§ **WHAT YOU WILL DO**:
Report every line below that holds the word "aaaaaa".

§ **SOURCE MATERIAL**:
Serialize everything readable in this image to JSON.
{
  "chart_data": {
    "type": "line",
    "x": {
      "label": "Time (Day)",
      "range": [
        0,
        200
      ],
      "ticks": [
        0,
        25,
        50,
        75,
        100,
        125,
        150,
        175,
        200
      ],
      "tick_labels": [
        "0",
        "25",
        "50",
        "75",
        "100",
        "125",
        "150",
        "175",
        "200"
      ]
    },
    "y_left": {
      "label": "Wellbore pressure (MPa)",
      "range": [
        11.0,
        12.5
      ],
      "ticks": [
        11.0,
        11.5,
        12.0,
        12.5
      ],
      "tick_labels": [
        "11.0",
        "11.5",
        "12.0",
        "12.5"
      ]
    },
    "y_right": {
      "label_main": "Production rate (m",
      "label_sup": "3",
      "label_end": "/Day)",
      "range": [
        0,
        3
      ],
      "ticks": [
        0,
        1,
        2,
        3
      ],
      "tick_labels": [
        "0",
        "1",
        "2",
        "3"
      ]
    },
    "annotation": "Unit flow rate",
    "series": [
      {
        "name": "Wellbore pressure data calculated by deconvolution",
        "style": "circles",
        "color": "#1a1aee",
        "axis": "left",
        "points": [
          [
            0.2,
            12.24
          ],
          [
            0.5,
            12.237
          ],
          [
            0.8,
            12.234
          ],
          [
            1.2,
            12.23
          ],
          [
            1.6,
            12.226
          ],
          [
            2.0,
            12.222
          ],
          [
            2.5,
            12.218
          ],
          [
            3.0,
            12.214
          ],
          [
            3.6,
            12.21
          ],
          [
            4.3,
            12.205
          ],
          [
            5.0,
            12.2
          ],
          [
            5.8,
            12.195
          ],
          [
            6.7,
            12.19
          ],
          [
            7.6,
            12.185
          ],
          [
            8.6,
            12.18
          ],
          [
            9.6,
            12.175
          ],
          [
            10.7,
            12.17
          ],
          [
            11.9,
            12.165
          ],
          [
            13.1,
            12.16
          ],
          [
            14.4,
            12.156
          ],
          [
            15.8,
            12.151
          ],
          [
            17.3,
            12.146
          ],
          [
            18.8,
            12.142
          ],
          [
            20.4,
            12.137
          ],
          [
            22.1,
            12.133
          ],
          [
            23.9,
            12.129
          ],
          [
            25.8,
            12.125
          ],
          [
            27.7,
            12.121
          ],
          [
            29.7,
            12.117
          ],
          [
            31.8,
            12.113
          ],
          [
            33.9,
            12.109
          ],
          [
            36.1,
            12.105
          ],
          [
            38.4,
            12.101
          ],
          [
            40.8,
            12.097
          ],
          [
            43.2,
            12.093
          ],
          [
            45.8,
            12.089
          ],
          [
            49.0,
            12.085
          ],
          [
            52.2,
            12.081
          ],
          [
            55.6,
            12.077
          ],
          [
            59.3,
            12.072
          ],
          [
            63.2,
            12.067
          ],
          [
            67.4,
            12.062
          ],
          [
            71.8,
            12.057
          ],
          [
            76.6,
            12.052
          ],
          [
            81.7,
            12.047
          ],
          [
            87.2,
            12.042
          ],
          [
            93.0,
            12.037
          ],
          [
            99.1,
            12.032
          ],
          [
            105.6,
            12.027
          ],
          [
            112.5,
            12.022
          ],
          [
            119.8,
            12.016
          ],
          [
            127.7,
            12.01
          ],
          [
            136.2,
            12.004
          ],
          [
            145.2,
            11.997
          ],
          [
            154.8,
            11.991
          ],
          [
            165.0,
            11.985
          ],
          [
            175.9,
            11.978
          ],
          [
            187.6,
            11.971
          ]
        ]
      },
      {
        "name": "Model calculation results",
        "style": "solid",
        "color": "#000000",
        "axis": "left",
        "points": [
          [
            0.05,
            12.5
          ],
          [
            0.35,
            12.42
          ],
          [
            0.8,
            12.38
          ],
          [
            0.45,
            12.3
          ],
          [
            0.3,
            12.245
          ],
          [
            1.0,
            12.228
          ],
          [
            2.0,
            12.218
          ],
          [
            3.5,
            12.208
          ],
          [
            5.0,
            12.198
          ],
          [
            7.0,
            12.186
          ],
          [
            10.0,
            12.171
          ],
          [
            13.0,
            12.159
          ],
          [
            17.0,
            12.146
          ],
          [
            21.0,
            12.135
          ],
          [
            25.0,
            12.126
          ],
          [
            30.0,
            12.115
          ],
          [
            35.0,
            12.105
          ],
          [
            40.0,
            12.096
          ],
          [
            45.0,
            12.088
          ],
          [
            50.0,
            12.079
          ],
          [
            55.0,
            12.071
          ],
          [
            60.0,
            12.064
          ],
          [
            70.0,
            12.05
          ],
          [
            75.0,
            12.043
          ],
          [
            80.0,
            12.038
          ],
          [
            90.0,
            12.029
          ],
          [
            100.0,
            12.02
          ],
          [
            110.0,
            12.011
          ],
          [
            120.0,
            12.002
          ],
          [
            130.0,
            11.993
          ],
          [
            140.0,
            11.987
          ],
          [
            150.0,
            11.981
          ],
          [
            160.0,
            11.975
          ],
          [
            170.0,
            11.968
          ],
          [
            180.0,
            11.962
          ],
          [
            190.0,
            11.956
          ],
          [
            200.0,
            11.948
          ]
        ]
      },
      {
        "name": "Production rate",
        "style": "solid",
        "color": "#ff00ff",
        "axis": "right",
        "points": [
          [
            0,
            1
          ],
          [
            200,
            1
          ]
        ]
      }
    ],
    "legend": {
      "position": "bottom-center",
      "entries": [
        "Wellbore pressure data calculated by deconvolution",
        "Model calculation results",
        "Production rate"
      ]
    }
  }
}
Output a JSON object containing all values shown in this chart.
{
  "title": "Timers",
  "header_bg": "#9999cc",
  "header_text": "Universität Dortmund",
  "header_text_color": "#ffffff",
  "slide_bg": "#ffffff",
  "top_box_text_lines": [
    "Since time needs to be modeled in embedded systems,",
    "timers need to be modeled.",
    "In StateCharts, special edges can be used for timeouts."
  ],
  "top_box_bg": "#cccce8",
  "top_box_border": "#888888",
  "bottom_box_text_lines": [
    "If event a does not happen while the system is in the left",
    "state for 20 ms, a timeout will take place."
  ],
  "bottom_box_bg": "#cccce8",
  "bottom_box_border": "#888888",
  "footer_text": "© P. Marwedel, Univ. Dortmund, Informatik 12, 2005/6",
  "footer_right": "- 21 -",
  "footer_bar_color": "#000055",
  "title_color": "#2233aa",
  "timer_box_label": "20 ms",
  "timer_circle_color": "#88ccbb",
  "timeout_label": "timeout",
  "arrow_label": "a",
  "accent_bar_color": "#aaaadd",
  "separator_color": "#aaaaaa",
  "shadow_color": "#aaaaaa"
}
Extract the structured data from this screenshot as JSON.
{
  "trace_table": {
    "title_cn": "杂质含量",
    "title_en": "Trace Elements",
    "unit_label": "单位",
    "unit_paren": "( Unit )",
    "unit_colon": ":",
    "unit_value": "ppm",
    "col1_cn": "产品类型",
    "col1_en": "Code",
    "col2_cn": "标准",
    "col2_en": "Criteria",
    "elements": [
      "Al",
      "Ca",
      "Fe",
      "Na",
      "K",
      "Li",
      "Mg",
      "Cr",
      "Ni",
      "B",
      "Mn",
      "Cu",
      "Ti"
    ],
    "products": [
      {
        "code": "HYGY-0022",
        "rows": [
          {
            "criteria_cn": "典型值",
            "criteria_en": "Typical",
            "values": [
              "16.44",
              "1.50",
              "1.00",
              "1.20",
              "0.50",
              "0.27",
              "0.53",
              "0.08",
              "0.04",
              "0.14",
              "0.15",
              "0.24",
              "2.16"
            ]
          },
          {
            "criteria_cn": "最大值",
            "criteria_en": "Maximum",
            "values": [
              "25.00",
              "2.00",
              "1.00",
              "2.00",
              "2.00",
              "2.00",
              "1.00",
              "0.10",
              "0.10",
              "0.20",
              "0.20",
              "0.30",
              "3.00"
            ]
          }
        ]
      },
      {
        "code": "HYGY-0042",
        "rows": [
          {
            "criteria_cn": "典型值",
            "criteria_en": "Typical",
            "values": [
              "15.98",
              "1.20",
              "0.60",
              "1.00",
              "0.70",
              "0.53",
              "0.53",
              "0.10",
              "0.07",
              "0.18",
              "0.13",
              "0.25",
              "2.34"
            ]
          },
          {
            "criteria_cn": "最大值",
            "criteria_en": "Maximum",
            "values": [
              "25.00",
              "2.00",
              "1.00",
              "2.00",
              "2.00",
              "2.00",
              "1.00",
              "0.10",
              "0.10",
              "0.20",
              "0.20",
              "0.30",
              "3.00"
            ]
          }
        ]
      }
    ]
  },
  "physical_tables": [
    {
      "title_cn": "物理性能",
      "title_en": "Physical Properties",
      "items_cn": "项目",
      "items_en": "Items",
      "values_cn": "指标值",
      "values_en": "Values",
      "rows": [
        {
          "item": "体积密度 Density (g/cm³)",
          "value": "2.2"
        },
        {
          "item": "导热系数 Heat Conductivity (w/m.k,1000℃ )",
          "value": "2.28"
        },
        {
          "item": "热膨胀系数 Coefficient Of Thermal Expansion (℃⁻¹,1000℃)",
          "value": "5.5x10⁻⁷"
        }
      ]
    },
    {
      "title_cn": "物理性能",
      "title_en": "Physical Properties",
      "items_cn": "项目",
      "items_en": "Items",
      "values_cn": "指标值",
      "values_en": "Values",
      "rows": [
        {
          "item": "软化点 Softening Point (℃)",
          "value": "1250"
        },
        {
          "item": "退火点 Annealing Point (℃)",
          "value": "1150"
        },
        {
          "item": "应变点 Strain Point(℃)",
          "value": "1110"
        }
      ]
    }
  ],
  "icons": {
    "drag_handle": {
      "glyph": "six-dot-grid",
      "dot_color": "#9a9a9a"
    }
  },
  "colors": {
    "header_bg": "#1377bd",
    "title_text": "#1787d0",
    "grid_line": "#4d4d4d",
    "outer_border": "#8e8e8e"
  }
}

§ **OUTPUT FOR THIS TASK**:
  "separator_color": "#aaaaaa",
  "shadow_color": "#aaaaaa"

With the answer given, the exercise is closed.